There you are, plinking and dinking along in your everyday life, quietly sure that you know all the drawers, secret and otherwise, within you and just what they contain. And then you are inundated by a version of amazing grace and what you didn't know had been lost is found.
Forty years ago, I was friends with three Michaels. One of them was my brother, back in America for a time after his move to Australia. The others were friends he made once here and I got to know them as well. To keep this from reading like a game of three-card monte (which Mike is under which card?) described by a woman who can't learn to knit, I will try to keep it simple.
We lived in the same neighborhood, two of them were my neighbors. We spent time together, I think mostly laughing and eating, and I took for granted the fun of being part of their group. There were other friends with other names whom I met. We all had day jobs but, looking back, it seems we had ample time to visit and eat at the late-night coffee shop a few blocks from us. Sometimes I cooked.
My brother returned to Australia and I remained friends with Mike and Mike. Not too long after, I got married and we all spent time together, even when we moved out of town. Then somehow, we slid out of touch.

__Tasks and exercises__.
A. Answer these questions from the passage about the three Michaels:
(i) To what country had the writer's brother moved before coming back to America for a time?
(ii) Where did the group visit and eat?
(iii) What happened in the writer's life not long after the brother returned to that country?
B. Say whether each statement agrees with the passage about the three Michaels, and quote the words that decide it:
(i) All three Michaels were the writer's neighbors.
(ii) The writer stayed friends with two of the Michaels after the brother went back to Australia.
(iii) The friends stopped spending time together once the writer moved out of town.
The data that comes next is separate material from the passage about the three Michaels.

__Data block__.
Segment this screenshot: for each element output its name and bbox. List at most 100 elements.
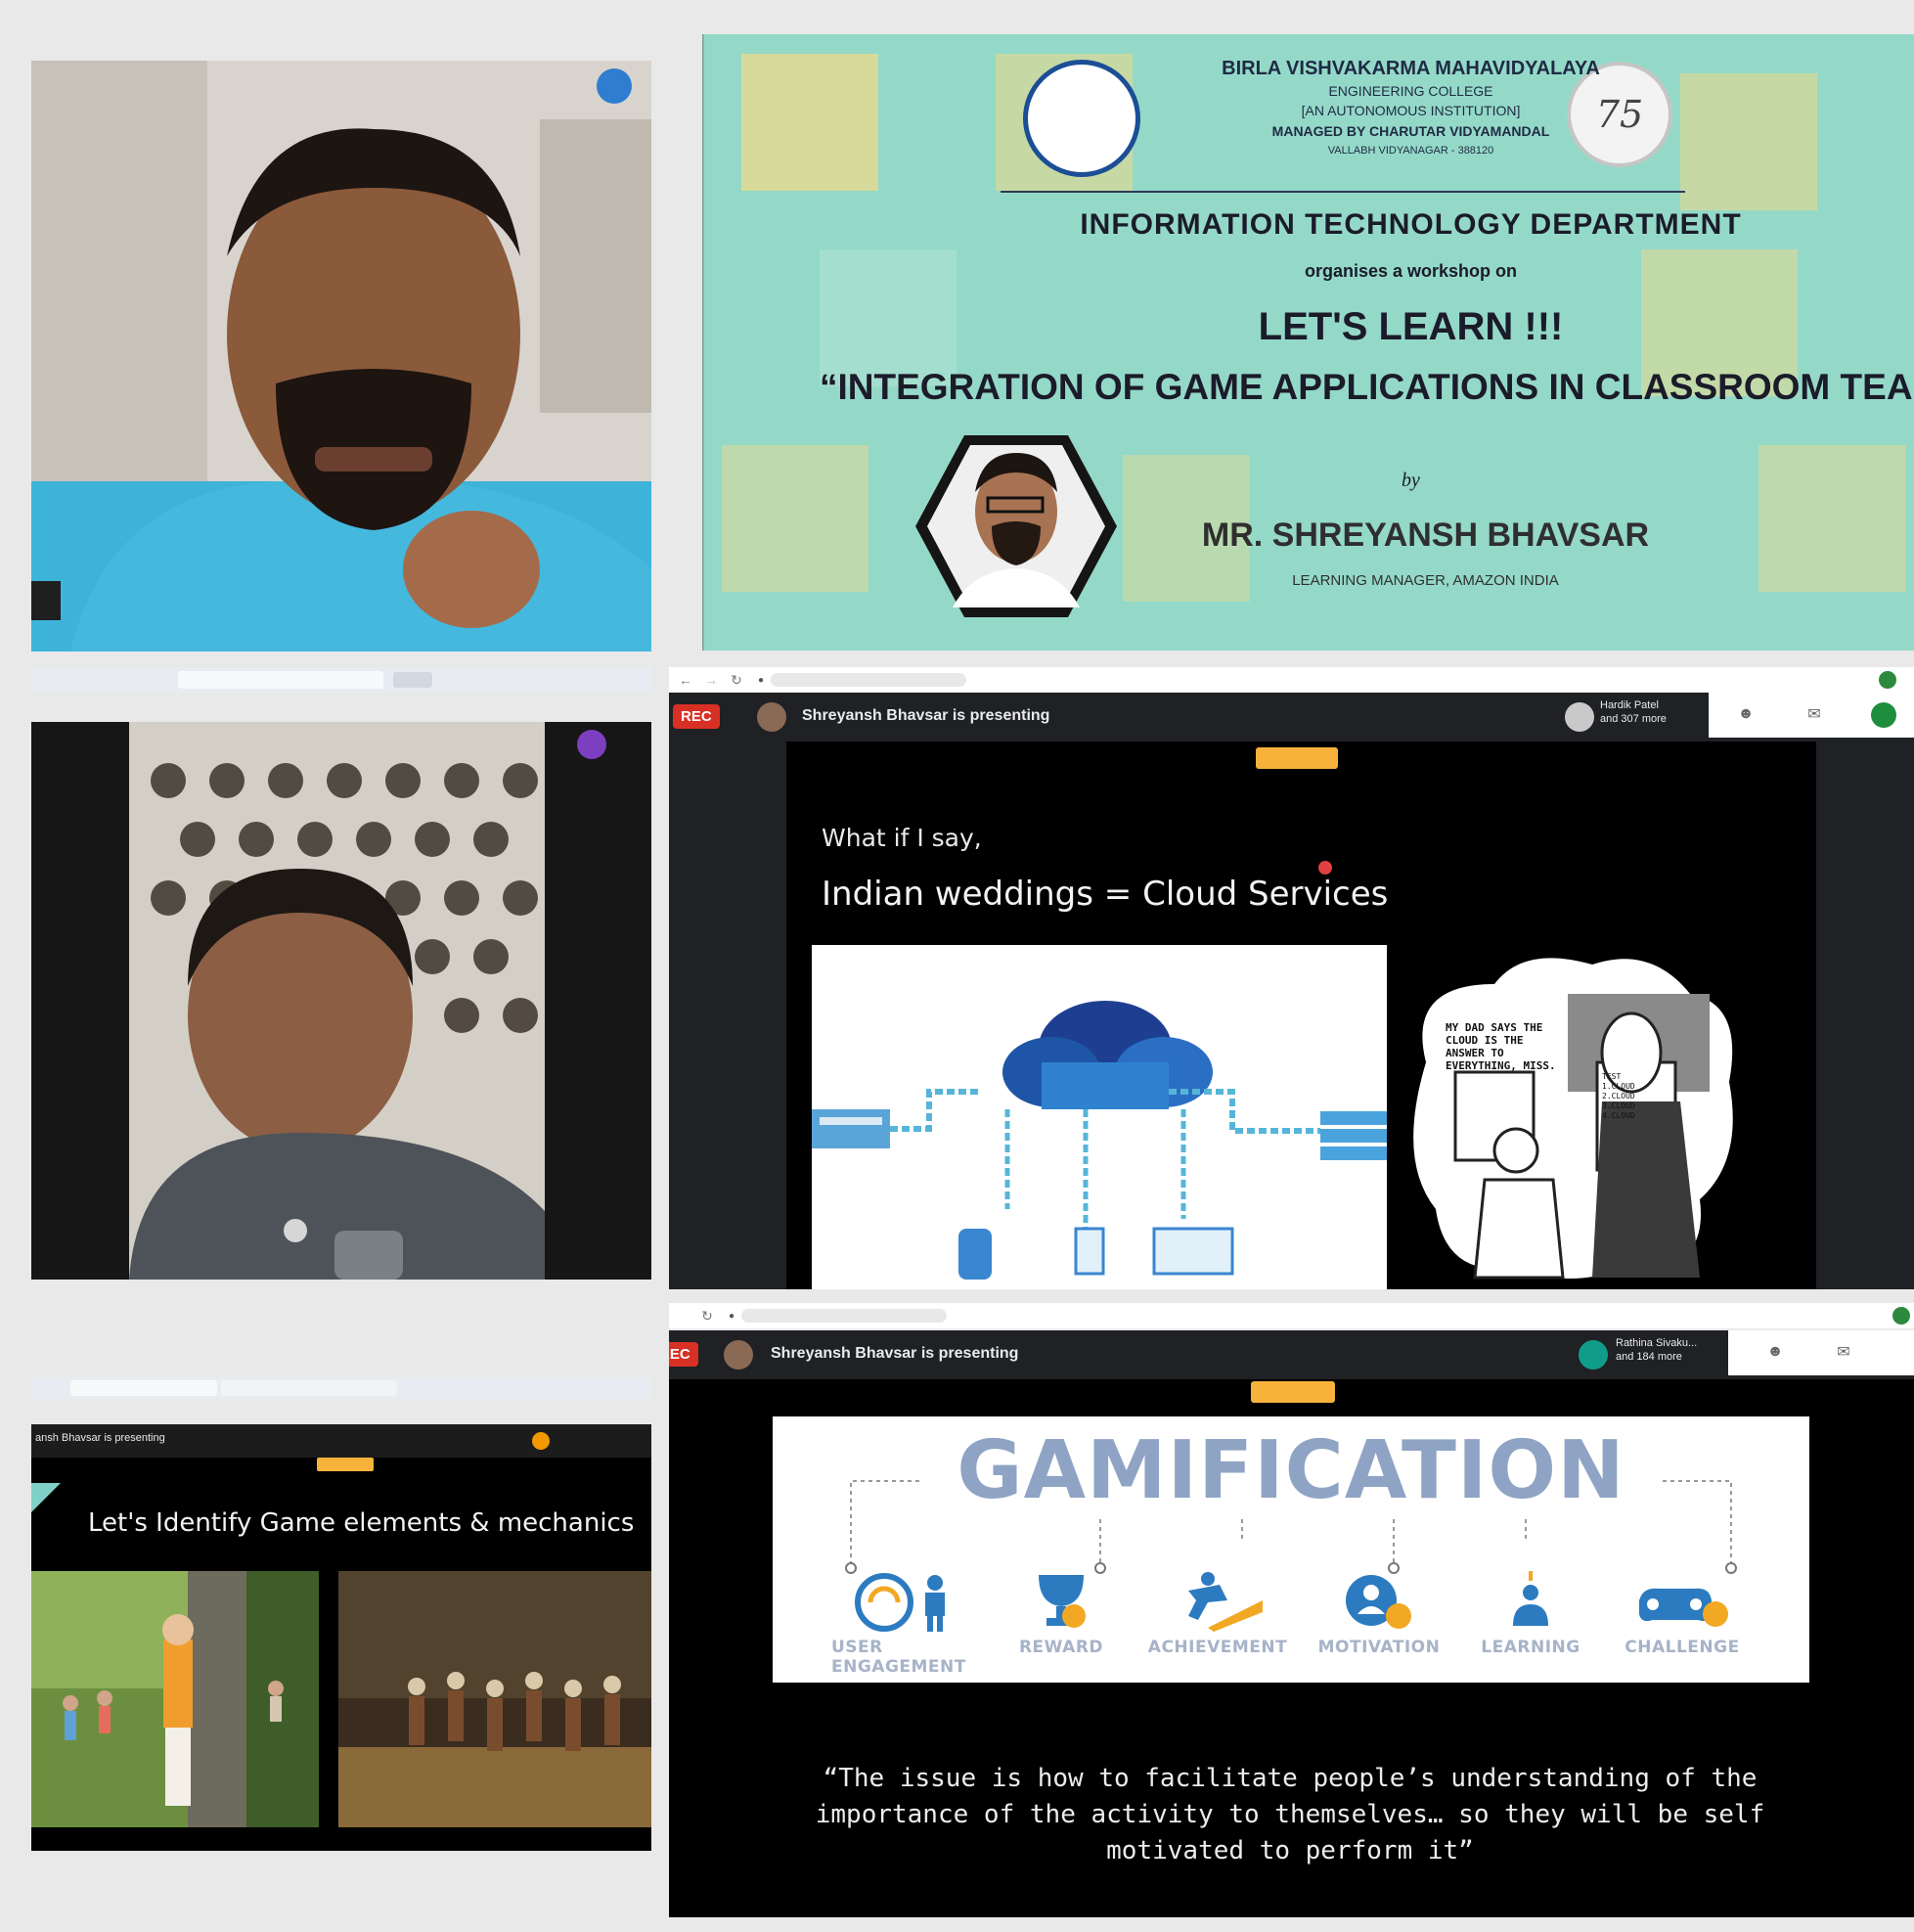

__Answers to the exercises__.
A.
(i) Australia.
(ii) At the late-night coffee shop a few blocks from them.
(iii) The writer got married.

B.
(i) No: "two of them were my neighbors."
(ii) Yes: "My brother returned to Australia and I remained friends with Mike and Mike."
(iii) No: "we all spent time together, even when we moved out of town."